◆ MATERIAL FOR THIS EXERCISE
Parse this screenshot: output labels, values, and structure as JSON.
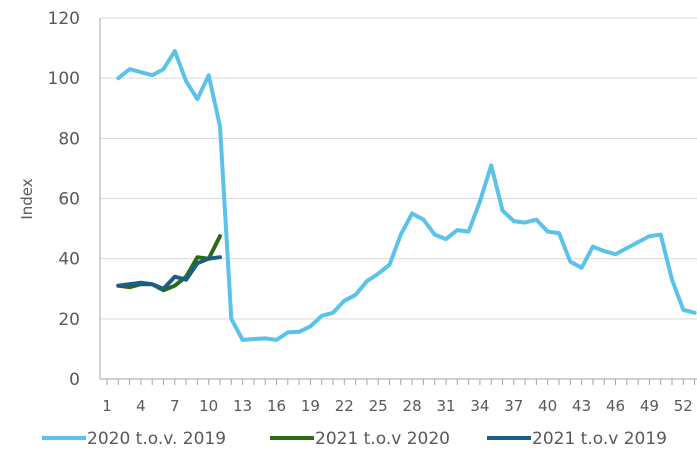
{
  "chart_data": {
    "type": "line",
    "ylabel": "Index",
    "ylim": [
      0,
      120
    ],
    "yticks": [
      "0",
      "20",
      "40",
      "60",
      "80",
      "100",
      "120"
    ],
    "xlim": [
      1,
      53
    ],
    "xticks": [
      "1",
      "4",
      "7",
      "10",
      "13",
      "16",
      "19",
      "22",
      "25",
      "28",
      "31",
      "34",
      "37",
      "40",
      "43",
      "46",
      "49",
      "52"
    ],
    "grid": "horizontal",
    "legend_position": "bottom",
    "series": [
      {
        "name": "2020 t.o.v. 2019",
        "color": "#5bc2ea",
        "x": [
          2,
          3,
          4,
          5,
          6,
          7,
          8,
          9,
          10,
          11,
          12,
          13,
          14,
          15,
          16,
          17,
          18,
          19,
          20,
          21,
          22,
          23,
          24,
          25,
          26,
          27,
          28,
          29,
          30,
          31,
          32,
          33,
          34,
          35,
          36,
          37,
          38,
          39,
          40,
          41,
          42,
          43,
          44,
          45,
          46,
          47,
          48,
          49,
          50,
          51,
          52,
          53
        ],
        "values": [
          100,
          103,
          102,
          101,
          103,
          109,
          99,
          93,
          101,
          84,
          20,
          13,
          13.3,
          13.5,
          13,
          15.5,
          15.7,
          17.5,
          21,
          22,
          26,
          28,
          32.5,
          35,
          38,
          48,
          55,
          53,
          48,
          46.5,
          49.5,
          49,
          59,
          71,
          56,
          52.5,
          52,
          53,
          49,
          48.5,
          39,
          37,
          44,
          42.5,
          41.5,
          43.5,
          45.5,
          47.5,
          48,
          33,
          23,
          22
        ]
      },
      {
        "name": "2021 t.o.v 2020",
        "color": "#2d6a14",
        "x": [
          2,
          3,
          4,
          5,
          6,
          7,
          8,
          9,
          10,
          11
        ],
        "values": [
          31,
          30.5,
          31.5,
          31.5,
          29.5,
          31,
          34,
          40.5,
          40,
          47.5
        ]
      },
      {
        "name": "2021 t.o.v 2019",
        "color": "#1b5d8a",
        "x": [
          2,
          3,
          4,
          5,
          6,
          7,
          8,
          9,
          10,
          11
        ],
        "values": [
          31,
          31.5,
          32,
          31.5,
          30,
          34,
          33,
          38.5,
          40,
          40.5
        ]
      }
    ]
  }
}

◆ WHAT IS REQUIRED
Say, as a bare number, how many lines in the entries above include the string "color".

◆ RESULT OF THE TASK
3